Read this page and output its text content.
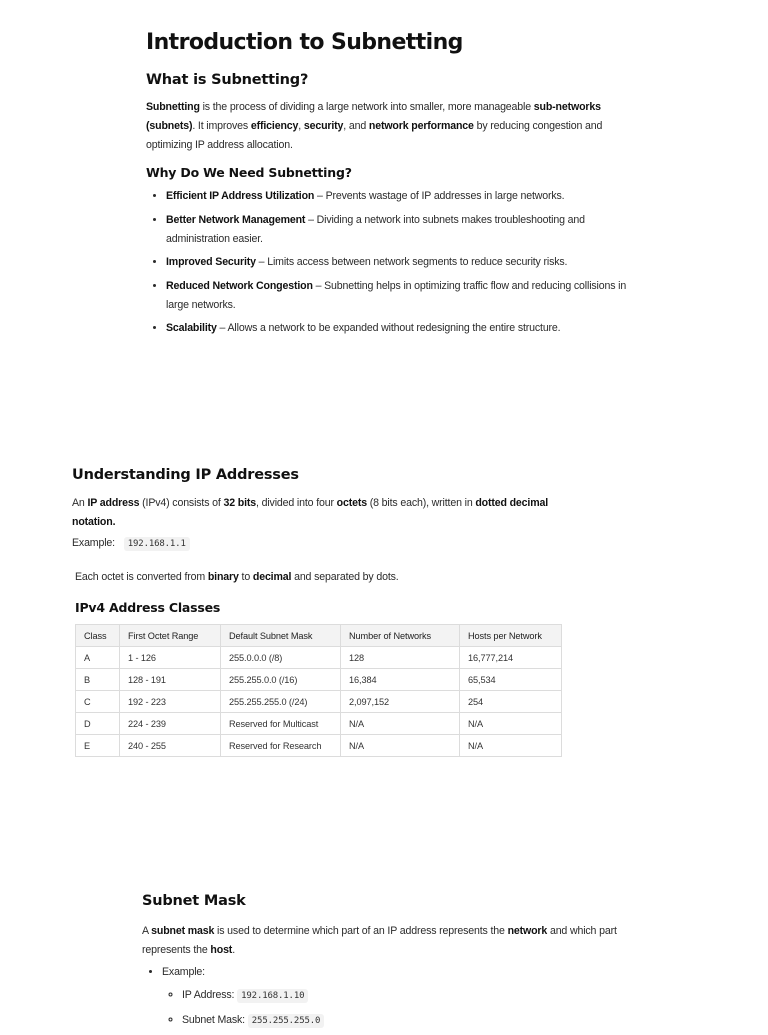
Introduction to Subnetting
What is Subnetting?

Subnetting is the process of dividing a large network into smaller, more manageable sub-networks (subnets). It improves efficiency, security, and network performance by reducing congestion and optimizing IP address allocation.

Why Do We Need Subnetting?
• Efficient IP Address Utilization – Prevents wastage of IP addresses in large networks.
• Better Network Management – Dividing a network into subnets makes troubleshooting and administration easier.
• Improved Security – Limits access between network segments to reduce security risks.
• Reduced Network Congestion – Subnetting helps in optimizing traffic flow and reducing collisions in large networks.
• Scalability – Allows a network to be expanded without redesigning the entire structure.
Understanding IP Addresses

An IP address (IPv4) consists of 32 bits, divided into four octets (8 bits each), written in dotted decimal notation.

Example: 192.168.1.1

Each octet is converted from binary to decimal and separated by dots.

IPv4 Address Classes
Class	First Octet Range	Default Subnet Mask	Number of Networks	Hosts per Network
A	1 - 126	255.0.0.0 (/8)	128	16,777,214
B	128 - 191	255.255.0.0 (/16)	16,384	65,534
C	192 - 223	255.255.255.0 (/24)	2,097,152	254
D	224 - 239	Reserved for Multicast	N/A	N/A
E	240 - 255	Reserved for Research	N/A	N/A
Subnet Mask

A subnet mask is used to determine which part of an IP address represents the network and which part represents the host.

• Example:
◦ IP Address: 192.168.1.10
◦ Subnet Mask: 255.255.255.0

◆ ◆ ◆

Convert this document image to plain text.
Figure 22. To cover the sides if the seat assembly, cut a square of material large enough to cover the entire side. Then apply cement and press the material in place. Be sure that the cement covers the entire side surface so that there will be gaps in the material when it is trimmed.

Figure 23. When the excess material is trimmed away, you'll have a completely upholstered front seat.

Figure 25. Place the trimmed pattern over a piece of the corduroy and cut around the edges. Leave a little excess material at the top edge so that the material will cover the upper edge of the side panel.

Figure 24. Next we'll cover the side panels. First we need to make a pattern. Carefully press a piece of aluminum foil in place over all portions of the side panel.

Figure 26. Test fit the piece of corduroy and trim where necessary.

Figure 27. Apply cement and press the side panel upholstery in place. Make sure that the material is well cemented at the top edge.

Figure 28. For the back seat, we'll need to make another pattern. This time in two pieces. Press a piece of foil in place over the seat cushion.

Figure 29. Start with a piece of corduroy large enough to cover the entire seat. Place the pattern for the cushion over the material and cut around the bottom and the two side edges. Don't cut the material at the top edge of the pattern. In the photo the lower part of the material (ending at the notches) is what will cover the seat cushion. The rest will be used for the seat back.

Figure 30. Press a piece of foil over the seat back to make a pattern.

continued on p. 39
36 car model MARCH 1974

◆ ◆ ◆

_Task instructions:_ Look through the material above. Copy each line where the word "foil" appears.

_Answer for this exercise:_
Figure 24. Next we'll cover the side panels. First we need to make a pattern. Carefully press a piece of aluminum foil in place over all portions of the side panel.
Figure 28. For the back seat, we'll need to make another pattern. This time in two pieces. Press a piece of foil in place over the seat cushion.
Figure 30. Press a piece of foil over the seat back to make a pattern.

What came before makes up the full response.